** EXERCISE GOAL **
Print all records exactly, leaving nothing out.

-- Begin --

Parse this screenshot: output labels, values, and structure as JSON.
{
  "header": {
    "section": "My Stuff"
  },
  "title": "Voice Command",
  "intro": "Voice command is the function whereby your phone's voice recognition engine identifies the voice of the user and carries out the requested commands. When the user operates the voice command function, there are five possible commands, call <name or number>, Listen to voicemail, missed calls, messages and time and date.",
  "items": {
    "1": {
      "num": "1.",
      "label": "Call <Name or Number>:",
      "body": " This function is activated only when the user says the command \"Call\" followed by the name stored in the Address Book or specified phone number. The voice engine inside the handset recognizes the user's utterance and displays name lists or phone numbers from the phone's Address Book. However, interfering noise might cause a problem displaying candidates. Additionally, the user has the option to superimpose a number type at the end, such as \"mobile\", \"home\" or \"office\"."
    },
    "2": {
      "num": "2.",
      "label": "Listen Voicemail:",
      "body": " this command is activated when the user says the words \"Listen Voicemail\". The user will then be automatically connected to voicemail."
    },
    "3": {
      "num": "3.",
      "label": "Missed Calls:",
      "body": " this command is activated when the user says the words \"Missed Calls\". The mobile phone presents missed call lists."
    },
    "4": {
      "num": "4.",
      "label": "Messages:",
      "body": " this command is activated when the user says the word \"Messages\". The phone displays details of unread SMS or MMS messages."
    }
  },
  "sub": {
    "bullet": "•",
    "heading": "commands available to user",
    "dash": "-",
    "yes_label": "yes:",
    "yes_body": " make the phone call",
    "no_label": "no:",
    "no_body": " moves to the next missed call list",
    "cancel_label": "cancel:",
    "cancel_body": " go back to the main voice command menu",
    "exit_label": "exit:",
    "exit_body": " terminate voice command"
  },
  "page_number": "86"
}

-- End --

** THE COMPLETED TASK **
Parse this screenshot: output labels, values, and structure as JSON.
{
  "header": {
    "section": "My Stuff"
  },
  "title": "Voice Command",
  "intro": "Voice command is the function whereby your phone's voice recognition engine identifies the voice of the user and carries out the requested commands. When the user operates the voice command function, there are five possible commands, call <name or number>, Listen to voicemail, missed calls, messages and time and date.",
  "items": {
    "1": {
      "num": "1.",
      "label": "Call <Name or Number>:",
      "body": " This function is activated only when the user says the command \"Call\" followed by the name stored in the Address Book or specified phone number. The voice engine inside the handset recognizes the user's utterance and displays name lists or phone numbers from the phone's Address Book. However, interfering noise might cause a problem displaying candidates. Additionally, the user has the option to superimpose a number type at the end, such as \"mobile\", \"home\" or \"office\"."
    },
    "2": {
      "num": "2.",
      "label": "Listen Voicemail:",
      "body": " this command is activated when the user says the words \"Listen Voicemail\". The user will then be automatically connected to voicemail."
    },
    "3": {
      "num": "3.",
      "label": "Missed Calls:",
      "body": " this command is activated when the user says the words \"Missed Calls\". The mobile phone presents missed call lists."
    },
    "4": {
      "num": "4.",
      "label": "Messages:",
      "body": " this command is activated when the user says the word \"Messages\". The phone displays details of unread SMS or MMS messages."
    }
  },
  "sub": {
    "bullet": "•",
    "heading": "commands available to user",
    "dash": "-",
    "yes_label": "yes:",
    "yes_body": " make the phone call",
    "no_label": "no:",
    "no_body": " moves to the next missed call list",
    "cancel_label": "cancel:",
    "cancel_body": " go back to the main voice command menu",
    "exit_label": "exit:",
    "exit_body": " terminate voice command"
  },
  "page_number": "86"
}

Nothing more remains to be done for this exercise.